--- Begin RECORDED DATA ---
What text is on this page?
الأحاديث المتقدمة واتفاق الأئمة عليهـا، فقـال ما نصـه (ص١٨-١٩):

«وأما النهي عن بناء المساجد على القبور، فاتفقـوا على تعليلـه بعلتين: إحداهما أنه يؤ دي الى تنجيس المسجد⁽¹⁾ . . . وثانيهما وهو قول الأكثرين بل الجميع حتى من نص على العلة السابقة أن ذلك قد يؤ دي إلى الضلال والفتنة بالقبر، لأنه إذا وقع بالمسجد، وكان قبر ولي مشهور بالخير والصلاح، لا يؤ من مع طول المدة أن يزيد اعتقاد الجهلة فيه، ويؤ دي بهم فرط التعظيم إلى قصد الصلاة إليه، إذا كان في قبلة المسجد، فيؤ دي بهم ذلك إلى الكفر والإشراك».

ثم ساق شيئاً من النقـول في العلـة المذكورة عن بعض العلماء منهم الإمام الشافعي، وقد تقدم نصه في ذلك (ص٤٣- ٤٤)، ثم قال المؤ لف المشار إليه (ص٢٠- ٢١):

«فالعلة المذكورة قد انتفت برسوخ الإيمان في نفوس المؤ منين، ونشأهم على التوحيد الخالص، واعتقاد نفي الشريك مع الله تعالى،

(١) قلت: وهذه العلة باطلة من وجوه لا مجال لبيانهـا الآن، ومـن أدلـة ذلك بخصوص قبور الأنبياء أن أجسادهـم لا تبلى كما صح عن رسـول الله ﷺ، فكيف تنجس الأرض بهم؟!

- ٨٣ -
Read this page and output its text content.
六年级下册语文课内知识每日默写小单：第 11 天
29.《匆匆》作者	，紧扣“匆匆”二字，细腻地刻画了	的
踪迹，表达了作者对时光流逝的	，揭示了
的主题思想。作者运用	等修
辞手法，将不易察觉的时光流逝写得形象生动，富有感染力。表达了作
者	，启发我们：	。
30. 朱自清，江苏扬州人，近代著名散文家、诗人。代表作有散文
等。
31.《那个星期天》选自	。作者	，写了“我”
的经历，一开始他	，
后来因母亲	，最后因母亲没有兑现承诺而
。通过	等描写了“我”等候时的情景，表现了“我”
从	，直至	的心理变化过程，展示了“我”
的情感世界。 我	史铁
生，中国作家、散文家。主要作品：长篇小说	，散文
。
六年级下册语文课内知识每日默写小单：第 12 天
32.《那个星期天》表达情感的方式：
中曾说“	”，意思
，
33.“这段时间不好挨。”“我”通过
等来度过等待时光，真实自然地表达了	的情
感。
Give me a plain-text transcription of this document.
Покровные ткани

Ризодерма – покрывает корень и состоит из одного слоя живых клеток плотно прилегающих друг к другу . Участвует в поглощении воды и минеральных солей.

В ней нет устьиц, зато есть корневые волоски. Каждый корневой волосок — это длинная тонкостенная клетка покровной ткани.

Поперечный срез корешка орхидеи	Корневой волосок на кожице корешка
--- End RECORDED DATA ---
→ EXERCISE DETAILS: Beginning at the line where "Give me a plain-text" appears, extract each line through the end of the data above; keep them exact and include nothing else.

→ COMPLETED EXERCISE:
Give me a plain-text transcription of this document.
Покровные ткани

Ризодерма – покрывает корень и состоит из одного слоя живых клеток плотно прилегающих друг к другу . Участвует в поглощении воды и минеральных солей.

В ней нет устьиц, зато есть корневые волоски. Каждый корневой волосок — это длинная тонкостенная клетка покровной ткани.

Поперечный срез корешка орхидеи	Корневой волосок на кожице корешка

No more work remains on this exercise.